* START Input rows *

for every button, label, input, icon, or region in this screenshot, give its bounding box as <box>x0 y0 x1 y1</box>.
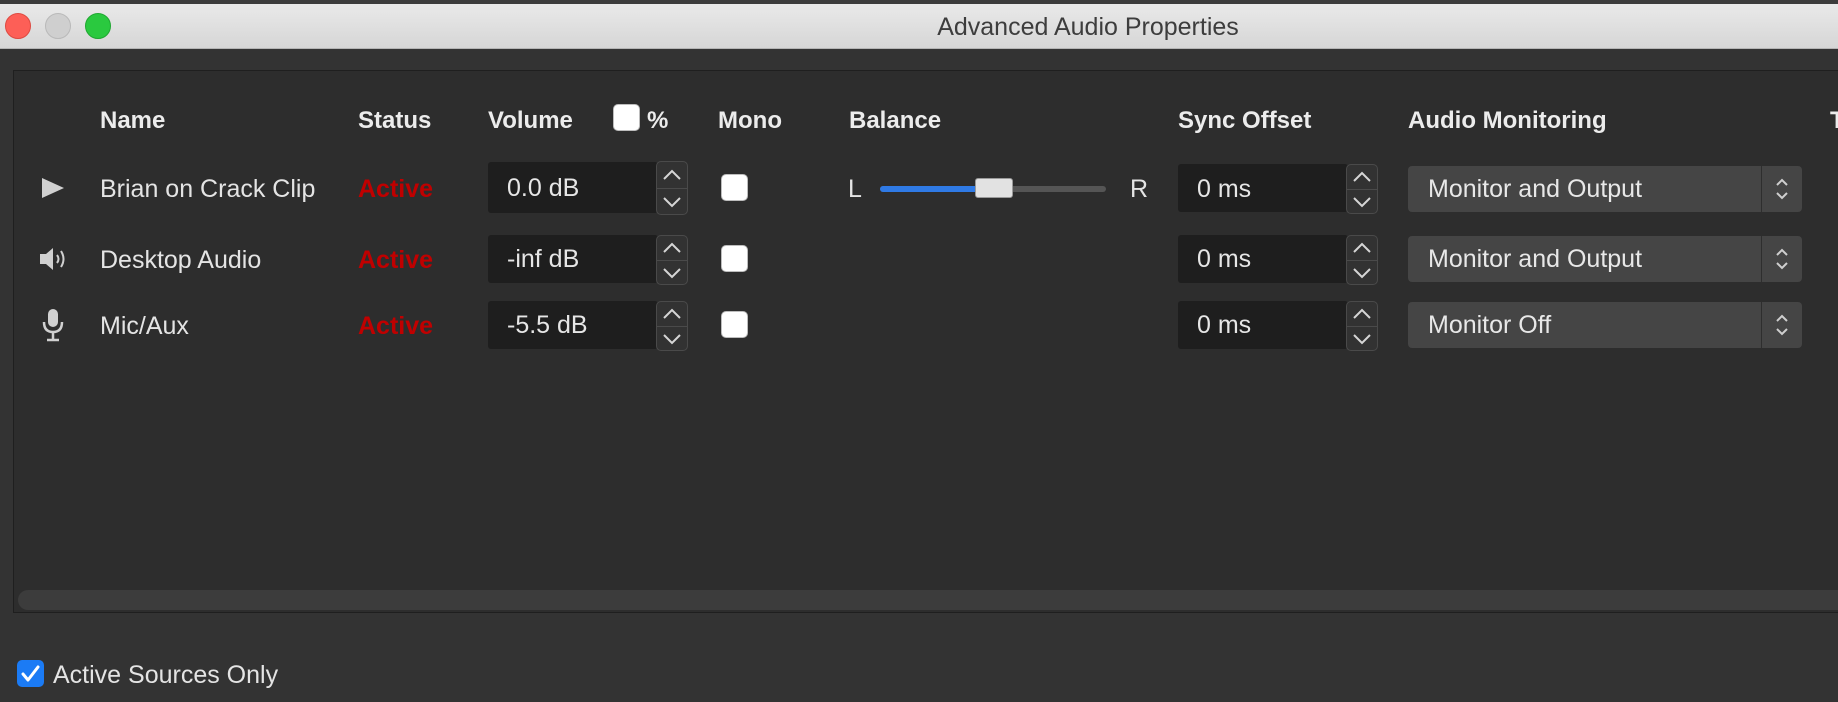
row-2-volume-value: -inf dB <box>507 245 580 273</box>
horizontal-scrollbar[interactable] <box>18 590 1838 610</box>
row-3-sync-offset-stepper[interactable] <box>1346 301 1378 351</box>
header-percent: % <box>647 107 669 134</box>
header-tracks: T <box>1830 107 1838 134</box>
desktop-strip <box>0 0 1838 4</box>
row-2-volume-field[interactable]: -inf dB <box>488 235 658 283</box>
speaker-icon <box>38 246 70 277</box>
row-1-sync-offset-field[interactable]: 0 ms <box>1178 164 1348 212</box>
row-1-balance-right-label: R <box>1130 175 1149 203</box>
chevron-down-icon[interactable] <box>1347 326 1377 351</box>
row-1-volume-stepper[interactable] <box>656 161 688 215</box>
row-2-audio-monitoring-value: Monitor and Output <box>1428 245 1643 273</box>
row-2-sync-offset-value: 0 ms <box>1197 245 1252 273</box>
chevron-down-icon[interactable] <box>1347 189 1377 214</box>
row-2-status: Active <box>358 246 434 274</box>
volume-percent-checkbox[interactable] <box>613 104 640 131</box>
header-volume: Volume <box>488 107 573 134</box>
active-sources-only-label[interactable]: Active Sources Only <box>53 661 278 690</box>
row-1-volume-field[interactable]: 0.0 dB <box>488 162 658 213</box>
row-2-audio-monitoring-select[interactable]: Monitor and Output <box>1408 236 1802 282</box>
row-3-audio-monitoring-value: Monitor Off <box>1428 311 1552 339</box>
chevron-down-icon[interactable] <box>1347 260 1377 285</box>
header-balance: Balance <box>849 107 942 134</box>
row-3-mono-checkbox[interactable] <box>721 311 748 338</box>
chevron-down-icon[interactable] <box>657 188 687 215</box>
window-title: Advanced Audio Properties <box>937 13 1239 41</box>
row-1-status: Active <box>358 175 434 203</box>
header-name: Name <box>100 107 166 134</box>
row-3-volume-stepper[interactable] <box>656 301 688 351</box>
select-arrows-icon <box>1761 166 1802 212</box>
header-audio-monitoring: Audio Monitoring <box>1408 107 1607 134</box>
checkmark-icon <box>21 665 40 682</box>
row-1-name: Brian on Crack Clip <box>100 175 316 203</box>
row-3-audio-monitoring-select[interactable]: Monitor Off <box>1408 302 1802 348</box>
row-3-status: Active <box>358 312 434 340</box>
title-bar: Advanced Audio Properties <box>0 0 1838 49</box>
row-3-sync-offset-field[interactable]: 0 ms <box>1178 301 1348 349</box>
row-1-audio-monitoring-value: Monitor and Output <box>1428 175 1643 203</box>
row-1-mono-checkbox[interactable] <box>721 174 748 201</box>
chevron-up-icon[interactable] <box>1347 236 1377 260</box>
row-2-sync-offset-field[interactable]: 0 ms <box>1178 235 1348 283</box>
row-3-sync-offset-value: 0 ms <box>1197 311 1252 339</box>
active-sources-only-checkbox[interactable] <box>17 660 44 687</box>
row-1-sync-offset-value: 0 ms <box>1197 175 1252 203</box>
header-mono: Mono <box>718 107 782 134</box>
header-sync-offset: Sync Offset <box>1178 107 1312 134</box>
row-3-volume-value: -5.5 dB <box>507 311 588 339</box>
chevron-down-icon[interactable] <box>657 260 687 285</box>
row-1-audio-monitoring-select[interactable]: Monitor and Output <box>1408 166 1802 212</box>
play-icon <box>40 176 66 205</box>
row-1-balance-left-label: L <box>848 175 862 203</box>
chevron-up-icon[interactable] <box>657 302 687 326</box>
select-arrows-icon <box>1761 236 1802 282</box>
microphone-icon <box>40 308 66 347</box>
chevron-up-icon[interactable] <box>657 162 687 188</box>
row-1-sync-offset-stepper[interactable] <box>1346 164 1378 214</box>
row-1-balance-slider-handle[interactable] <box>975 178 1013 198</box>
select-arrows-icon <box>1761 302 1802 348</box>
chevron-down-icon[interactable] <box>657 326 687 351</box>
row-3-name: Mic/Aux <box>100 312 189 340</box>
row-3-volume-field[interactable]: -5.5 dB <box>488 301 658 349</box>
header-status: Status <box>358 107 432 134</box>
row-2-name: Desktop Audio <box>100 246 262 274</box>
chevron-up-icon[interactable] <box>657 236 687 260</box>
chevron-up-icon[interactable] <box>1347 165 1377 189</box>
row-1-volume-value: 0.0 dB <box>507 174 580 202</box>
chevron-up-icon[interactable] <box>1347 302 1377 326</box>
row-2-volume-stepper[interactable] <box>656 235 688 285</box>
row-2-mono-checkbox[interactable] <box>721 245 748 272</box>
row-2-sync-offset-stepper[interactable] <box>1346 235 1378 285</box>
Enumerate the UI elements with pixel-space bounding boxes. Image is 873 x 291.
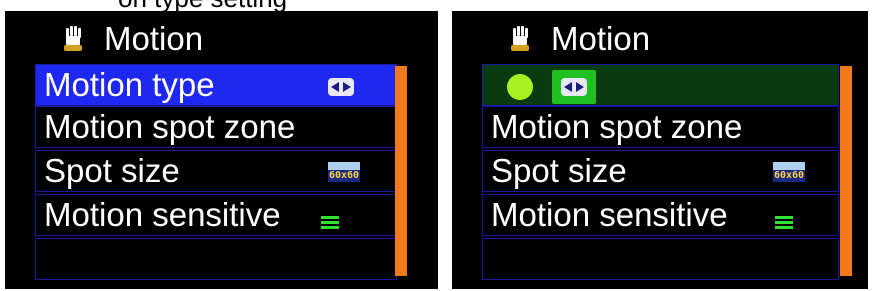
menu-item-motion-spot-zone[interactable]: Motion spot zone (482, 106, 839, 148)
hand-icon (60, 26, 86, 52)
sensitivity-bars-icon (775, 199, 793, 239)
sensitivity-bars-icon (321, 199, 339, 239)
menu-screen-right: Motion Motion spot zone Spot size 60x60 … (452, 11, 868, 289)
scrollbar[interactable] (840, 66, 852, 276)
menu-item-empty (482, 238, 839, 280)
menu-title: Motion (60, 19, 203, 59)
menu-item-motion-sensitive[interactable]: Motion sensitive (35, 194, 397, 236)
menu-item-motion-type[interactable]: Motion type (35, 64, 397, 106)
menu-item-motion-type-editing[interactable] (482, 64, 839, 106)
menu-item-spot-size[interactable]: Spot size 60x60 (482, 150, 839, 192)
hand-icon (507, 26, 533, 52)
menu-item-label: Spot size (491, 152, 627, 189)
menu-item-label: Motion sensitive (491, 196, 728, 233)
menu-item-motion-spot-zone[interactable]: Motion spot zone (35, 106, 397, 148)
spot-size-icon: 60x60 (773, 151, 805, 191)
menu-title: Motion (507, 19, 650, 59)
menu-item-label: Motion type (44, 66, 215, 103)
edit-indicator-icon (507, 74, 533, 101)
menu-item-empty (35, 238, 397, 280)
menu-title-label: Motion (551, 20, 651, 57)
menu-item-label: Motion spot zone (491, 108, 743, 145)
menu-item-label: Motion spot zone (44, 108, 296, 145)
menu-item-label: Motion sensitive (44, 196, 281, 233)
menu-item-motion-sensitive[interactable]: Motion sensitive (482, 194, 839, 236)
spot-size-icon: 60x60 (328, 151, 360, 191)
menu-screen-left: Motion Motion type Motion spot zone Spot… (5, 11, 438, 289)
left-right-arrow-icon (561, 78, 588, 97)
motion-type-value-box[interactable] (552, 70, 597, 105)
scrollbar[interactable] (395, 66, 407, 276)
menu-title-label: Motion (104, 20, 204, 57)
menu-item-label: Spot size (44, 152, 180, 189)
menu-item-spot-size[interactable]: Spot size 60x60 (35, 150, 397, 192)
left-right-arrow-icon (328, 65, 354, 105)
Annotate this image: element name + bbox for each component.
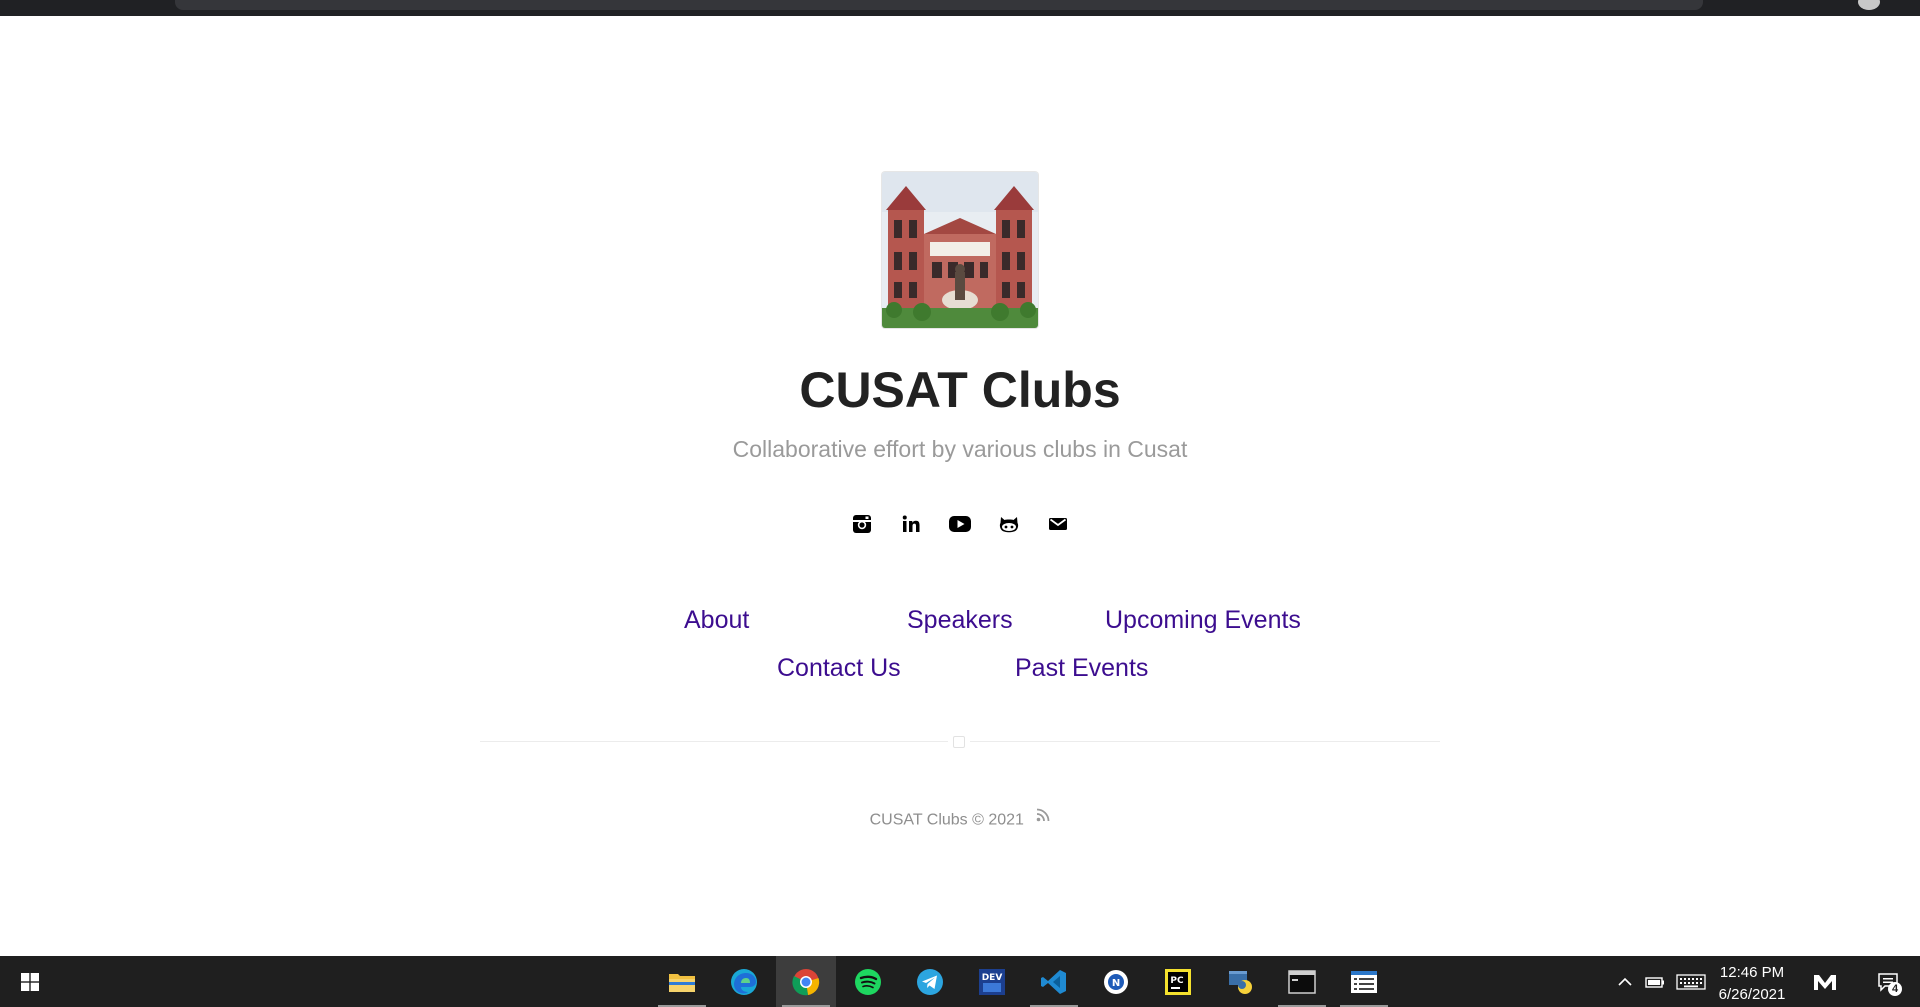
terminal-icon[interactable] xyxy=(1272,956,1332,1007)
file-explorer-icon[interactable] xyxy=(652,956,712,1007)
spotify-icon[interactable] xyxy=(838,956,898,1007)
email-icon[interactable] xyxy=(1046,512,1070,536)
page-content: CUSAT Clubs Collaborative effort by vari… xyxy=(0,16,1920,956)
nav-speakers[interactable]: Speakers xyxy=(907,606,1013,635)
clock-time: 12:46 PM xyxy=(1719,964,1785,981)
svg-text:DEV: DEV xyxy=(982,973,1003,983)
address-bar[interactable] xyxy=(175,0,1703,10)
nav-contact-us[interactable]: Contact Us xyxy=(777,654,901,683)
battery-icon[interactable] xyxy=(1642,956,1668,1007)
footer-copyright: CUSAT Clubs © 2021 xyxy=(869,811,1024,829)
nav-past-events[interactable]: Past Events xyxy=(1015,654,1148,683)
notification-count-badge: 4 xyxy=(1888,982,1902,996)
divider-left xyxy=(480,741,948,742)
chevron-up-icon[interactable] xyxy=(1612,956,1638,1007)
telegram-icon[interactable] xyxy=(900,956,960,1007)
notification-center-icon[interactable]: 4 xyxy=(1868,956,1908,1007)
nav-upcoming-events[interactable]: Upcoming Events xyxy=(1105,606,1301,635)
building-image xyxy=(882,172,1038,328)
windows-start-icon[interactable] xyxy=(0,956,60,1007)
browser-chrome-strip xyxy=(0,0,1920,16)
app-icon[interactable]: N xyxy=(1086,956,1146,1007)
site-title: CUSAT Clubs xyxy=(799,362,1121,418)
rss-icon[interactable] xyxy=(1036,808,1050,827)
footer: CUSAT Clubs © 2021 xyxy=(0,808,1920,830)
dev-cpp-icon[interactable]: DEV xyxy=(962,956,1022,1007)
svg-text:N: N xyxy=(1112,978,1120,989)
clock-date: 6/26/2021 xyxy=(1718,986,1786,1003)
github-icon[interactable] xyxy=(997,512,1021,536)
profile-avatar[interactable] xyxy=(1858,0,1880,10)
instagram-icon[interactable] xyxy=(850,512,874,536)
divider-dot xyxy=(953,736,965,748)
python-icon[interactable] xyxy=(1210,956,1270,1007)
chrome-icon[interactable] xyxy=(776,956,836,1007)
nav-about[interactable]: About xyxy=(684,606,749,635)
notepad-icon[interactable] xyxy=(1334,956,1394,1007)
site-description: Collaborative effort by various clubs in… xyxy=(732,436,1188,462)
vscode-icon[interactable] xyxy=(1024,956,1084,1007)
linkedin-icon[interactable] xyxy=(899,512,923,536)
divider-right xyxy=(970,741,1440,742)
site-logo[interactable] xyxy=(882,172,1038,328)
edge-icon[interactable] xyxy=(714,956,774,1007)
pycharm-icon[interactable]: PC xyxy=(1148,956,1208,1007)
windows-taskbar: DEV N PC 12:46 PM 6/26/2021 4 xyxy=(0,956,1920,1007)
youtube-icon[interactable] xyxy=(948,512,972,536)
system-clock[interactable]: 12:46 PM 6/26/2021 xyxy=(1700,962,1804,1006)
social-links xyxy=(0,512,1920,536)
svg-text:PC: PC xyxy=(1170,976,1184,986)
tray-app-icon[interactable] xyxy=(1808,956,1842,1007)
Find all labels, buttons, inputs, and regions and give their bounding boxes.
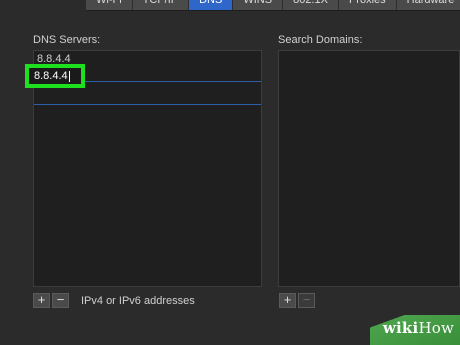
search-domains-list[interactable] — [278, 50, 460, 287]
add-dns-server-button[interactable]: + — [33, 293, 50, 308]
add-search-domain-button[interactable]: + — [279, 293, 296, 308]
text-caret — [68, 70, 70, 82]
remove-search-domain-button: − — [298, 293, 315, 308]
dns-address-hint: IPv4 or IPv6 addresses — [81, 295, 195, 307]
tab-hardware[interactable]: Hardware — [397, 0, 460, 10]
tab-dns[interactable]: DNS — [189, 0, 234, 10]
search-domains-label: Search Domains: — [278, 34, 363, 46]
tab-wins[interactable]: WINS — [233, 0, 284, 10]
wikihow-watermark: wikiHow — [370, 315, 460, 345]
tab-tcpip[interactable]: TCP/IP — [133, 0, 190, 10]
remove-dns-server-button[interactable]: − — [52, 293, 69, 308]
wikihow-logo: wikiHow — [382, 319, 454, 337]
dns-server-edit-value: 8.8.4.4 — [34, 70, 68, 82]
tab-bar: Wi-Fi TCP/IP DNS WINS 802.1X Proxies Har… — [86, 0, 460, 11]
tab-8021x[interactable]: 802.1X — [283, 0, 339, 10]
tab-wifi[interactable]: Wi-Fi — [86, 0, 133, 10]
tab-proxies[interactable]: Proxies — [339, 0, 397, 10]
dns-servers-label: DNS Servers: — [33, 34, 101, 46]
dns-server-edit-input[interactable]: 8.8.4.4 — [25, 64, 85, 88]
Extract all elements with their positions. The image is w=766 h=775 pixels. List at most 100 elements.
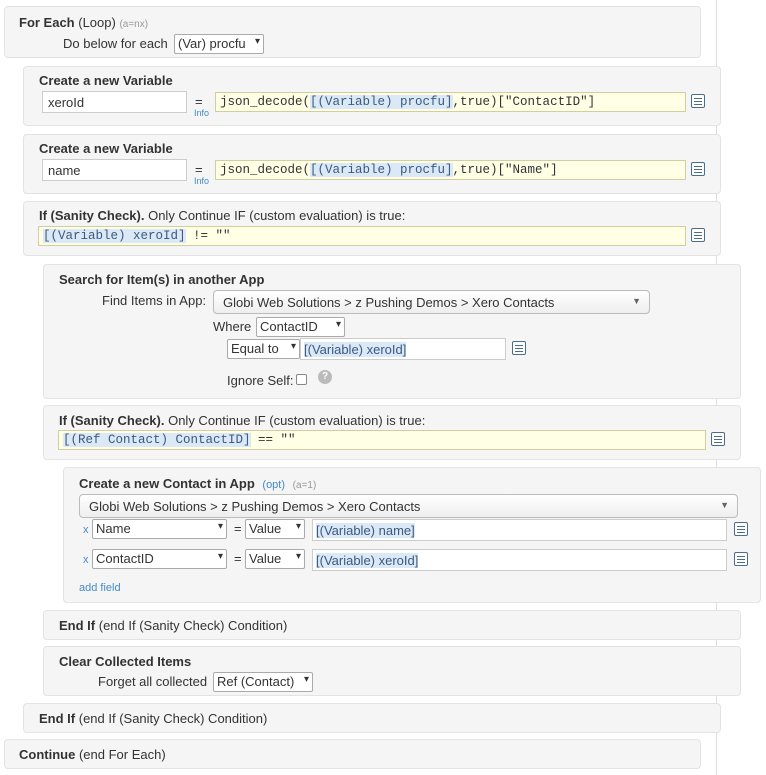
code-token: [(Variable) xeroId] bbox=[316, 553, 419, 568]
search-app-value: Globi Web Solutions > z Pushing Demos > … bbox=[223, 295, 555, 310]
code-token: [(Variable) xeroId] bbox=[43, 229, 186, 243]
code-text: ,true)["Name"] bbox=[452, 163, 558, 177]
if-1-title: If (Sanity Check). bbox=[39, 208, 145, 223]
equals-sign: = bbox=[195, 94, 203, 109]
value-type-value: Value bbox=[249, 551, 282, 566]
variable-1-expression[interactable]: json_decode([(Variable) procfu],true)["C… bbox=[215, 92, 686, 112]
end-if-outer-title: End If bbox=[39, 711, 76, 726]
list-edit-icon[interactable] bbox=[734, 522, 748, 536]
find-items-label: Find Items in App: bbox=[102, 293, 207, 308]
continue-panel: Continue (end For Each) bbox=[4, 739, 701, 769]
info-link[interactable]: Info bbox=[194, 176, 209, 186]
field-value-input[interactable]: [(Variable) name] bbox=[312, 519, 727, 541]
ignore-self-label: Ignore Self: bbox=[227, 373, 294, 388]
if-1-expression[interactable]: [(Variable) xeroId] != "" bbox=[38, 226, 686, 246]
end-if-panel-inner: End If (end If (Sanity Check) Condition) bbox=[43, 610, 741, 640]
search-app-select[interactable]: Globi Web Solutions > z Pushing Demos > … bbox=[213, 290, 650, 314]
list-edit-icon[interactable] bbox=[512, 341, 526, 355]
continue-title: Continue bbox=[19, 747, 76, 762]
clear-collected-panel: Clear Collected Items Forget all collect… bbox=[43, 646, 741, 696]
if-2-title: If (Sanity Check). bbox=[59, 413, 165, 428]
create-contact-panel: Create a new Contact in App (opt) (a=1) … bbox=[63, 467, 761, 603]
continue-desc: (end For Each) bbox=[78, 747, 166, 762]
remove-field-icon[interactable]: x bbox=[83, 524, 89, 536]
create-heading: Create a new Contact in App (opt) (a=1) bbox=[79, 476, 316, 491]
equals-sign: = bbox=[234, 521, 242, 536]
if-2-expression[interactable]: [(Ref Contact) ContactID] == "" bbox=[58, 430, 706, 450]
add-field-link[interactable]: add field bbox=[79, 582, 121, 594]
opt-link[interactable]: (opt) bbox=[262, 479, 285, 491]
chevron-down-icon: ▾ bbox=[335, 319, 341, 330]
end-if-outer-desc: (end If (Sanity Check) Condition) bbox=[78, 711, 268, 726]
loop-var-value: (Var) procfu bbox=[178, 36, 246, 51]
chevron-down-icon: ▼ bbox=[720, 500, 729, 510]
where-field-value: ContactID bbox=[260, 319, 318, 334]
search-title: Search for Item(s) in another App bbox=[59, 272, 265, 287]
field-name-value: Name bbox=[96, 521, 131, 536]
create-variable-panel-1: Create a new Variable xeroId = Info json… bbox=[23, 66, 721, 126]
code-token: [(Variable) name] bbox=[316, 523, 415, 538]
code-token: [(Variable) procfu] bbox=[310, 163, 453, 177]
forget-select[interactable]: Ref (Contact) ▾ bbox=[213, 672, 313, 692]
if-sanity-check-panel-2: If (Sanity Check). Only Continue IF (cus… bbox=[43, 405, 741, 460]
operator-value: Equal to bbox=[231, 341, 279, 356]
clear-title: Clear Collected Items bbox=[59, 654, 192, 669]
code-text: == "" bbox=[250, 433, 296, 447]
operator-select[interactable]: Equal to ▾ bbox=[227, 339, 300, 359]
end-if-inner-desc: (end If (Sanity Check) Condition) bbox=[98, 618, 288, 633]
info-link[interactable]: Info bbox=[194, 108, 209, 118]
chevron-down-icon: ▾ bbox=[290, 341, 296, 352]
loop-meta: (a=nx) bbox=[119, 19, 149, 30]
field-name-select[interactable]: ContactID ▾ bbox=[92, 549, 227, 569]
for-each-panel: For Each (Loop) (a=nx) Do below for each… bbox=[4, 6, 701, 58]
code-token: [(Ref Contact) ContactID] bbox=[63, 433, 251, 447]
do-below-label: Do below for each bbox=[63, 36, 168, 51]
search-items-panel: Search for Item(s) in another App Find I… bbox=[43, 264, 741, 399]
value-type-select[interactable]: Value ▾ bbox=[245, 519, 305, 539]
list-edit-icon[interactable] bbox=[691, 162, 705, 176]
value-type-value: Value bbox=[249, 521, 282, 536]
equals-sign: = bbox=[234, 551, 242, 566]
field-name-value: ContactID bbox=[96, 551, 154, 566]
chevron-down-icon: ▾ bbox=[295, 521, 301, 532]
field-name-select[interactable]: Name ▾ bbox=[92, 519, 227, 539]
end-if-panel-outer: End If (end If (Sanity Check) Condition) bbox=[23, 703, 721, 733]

* END Input rows *

Exercise aim — Copy out each line above that contains the word "remove". Matches must have the same capital and small letters.

Worked solution —
remove-search-domain-button: − — [298, 293, 315, 308]
remove-dns-server-button[interactable]: − — [52, 293, 69, 308]
remove-field-icon[interactable]: x bbox=[83, 524, 89, 536]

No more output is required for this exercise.